(Objective): Show every line in the records below that contains the word "page".
═══ Records for this exercise
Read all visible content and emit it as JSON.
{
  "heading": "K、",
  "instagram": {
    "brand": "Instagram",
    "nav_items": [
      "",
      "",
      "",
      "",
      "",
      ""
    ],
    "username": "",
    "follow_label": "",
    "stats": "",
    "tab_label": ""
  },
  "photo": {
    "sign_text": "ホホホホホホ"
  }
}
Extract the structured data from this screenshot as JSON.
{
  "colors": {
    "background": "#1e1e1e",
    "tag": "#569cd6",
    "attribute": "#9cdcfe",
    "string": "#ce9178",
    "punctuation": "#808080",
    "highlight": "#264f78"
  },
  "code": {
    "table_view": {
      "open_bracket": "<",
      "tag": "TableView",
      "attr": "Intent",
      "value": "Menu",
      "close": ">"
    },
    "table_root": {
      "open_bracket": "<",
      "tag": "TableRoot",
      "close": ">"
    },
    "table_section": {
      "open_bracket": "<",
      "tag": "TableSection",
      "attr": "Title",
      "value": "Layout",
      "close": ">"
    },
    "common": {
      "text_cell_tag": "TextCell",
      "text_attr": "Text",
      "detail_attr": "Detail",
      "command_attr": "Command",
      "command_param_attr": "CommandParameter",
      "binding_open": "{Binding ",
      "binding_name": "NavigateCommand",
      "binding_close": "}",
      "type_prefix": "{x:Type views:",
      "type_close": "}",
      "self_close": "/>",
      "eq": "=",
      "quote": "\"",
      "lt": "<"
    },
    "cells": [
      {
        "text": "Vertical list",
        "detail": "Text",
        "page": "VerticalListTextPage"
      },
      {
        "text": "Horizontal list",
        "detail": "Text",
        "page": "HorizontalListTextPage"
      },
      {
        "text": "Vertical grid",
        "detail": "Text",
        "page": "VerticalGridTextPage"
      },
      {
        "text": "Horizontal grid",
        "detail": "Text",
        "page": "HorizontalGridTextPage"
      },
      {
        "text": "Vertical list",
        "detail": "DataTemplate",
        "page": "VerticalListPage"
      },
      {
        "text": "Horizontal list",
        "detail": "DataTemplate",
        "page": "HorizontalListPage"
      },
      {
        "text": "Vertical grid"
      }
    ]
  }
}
══════
═══ Records for this exercise
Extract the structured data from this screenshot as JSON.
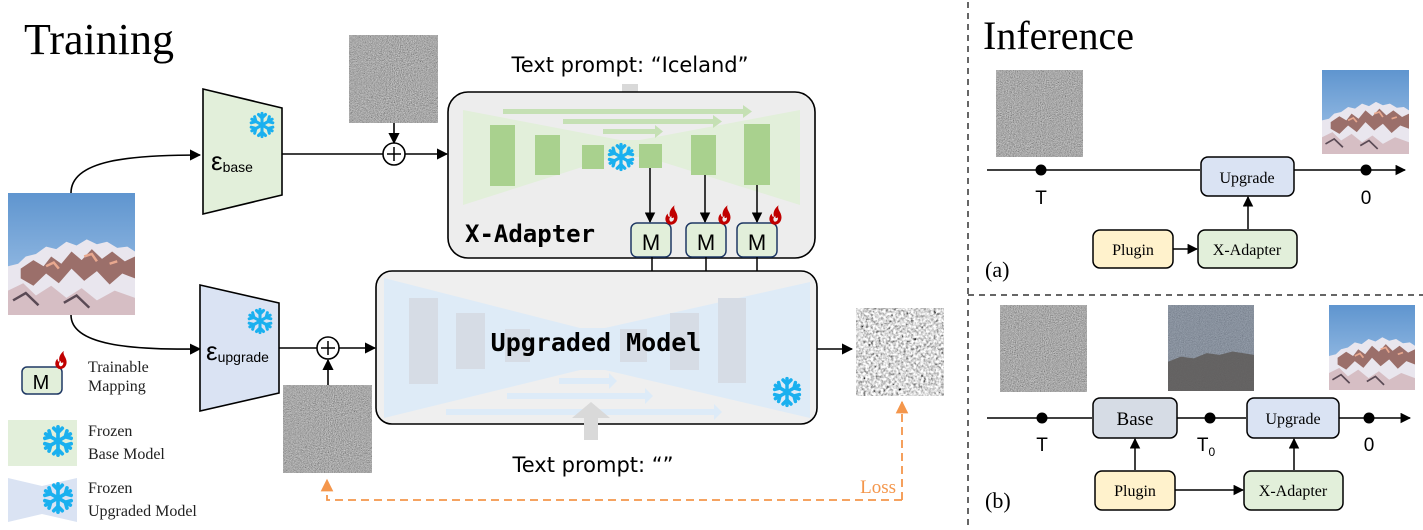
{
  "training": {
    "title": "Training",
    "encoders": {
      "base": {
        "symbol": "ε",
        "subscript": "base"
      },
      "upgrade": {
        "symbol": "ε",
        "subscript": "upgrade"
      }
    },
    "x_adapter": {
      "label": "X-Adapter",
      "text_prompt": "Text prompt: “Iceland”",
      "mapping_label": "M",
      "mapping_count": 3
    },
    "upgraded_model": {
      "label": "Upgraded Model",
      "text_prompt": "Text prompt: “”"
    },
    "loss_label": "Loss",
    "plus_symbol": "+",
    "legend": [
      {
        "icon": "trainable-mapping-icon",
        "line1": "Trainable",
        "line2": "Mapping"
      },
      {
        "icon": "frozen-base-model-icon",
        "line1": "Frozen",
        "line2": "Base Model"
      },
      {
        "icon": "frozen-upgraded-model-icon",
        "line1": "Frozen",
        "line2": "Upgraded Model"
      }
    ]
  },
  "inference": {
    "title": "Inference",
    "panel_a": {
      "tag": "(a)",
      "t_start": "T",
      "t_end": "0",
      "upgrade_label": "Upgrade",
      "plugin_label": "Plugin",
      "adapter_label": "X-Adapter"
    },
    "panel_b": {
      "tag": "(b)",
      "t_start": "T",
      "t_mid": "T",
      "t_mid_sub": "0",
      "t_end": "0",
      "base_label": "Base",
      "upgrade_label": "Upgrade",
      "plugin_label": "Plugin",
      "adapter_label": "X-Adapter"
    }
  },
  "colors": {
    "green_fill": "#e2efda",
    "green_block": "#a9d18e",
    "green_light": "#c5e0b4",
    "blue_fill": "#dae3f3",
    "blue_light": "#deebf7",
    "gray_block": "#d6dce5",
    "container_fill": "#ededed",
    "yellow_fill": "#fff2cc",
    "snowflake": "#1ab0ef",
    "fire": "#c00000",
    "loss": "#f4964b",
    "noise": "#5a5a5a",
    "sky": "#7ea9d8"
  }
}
══════
(The completed task):
        "page": "VerticalListTextPage"
        "page": "HorizontalListTextPage"
        "page": "VerticalGridTextPage"
        "page": "HorizontalGridTextPage"
        "page": "VerticalListPage"
        "page": "HorizontalListPage"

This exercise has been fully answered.